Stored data
▬▬▬▬▬▬▬▬▬▬

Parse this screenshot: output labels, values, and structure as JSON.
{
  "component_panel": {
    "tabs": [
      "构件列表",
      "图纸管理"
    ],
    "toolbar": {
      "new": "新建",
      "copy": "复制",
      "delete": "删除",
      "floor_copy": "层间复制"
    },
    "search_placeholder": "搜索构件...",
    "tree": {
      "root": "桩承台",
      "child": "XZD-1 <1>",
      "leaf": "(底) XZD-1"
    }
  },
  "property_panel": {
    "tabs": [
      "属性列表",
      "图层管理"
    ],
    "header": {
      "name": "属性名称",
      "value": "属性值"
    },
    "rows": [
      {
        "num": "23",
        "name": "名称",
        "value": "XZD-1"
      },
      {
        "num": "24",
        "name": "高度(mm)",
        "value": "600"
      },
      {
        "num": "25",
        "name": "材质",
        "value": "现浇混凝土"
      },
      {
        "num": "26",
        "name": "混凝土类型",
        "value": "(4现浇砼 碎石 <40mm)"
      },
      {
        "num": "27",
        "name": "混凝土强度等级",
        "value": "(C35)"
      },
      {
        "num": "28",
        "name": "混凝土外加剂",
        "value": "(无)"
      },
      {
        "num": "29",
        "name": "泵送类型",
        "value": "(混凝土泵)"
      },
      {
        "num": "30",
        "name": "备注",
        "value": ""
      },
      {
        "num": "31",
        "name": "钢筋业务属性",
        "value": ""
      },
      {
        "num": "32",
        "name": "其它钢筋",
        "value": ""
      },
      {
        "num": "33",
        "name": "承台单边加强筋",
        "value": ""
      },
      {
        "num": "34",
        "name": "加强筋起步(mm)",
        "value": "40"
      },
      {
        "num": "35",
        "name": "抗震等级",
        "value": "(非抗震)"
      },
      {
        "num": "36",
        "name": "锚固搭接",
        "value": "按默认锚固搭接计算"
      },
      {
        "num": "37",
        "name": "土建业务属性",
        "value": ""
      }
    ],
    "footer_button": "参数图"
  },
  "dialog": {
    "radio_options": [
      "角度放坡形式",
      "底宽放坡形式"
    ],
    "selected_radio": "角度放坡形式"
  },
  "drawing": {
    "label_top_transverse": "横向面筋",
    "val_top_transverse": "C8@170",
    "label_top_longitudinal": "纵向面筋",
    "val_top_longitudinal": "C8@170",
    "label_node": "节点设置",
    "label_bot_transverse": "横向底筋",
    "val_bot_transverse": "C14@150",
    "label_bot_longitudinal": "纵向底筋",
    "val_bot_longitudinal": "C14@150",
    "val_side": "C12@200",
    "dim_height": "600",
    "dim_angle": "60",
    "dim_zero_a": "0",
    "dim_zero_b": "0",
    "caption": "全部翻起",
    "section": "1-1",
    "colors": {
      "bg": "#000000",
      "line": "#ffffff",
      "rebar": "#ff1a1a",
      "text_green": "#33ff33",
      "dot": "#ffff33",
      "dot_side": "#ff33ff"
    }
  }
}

▬▬▬▬▬▬▬▬▬▬

## TO DO
Your task is to reproduce the whole listing exactly.

## ANSWER TO THE EXERCISE
Parse this screenshot: output labels, values, and structure as JSON.
{
  "component_panel": {
    "tabs": [
      "构件列表",
      "图纸管理"
    ],
    "toolbar": {
      "new": "新建",
      "copy": "复制",
      "delete": "删除",
      "floor_copy": "层间复制"
    },
    "search_placeholder": "搜索构件...",
    "tree": {
      "root": "桩承台",
      "child": "XZD-1 <1>",
      "leaf": "(底) XZD-1"
    }
  },
  "property_panel": {
    "tabs": [
      "属性列表",
      "图层管理"
    ],
    "header": {
      "name": "属性名称",
      "value": "属性值"
    },
    "rows": [
      {
        "num": "23",
        "name": "名称",
        "value": "XZD-1"
      },
      {
        "num": "24",
        "name": "高度(mm)",
        "value": "600"
      },
      {
        "num": "25",
        "name": "材质",
        "value": "现浇混凝土"
      },
      {
        "num": "26",
        "name": "混凝土类型",
        "value": "(4现浇砼 碎石 <40mm)"
      },
      {
        "num": "27",
        "name": "混凝土强度等级",
        "value": "(C35)"
      },
      {
        "num": "28",
        "name": "混凝土外加剂",
        "value": "(无)"
      },
      {
        "num": "29",
        "name": "泵送类型",
        "value": "(混凝土泵)"
      },
      {
        "num": "30",
        "name": "备注",
        "value": ""
      },
      {
        "num": "31",
        "name": "钢筋业务属性",
        "value": ""
      },
      {
        "num": "32",
        "name": "其它钢筋",
        "value": ""
      },
      {
        "num": "33",
        "name": "承台单边加强筋",
        "value": ""
      },
      {
        "num": "34",
        "name": "加强筋起步(mm)",
        "value": "40"
      },
      {
        "num": "35",
        "name": "抗震等级",
        "value": "(非抗震)"
      },
      {
        "num": "36",
        "name": "锚固搭接",
        "value": "按默认锚固搭接计算"
      },
      {
        "num": "37",
        "name": "土建业务属性",
        "value": ""
      }
    ],
    "footer_button": "参数图"
  },
  "dialog": {
    "radio_options": [
      "角度放坡形式",
      "底宽放坡形式"
    ],
    "selected_radio": "角度放坡形式"
  },
  "drawing": {
    "label_top_transverse": "横向面筋",
    "val_top_transverse": "C8@170",
    "label_top_longitudinal": "纵向面筋",
    "val_top_longitudinal": "C8@170",
    "label_node": "节点设置",
    "label_bot_transverse": "横向底筋",
    "val_bot_transverse": "C14@150",
    "label_bot_longitudinal": "纵向底筋",
    "val_bot_longitudinal": "C14@150",
    "val_side": "C12@200",
    "dim_height": "600",
    "dim_angle": "60",
    "dim_zero_a": "0",
    "dim_zero_b": "0",
    "caption": "全部翻起",
    "section": "1-1",
    "colors": {
      "bg": "#000000",
      "line": "#ffffff",
      "rebar": "#ff1a1a",
      "text_green": "#33ff33",
      "dot": "#ffff33",
      "dot_side": "#ff33ff"
    }
  }
}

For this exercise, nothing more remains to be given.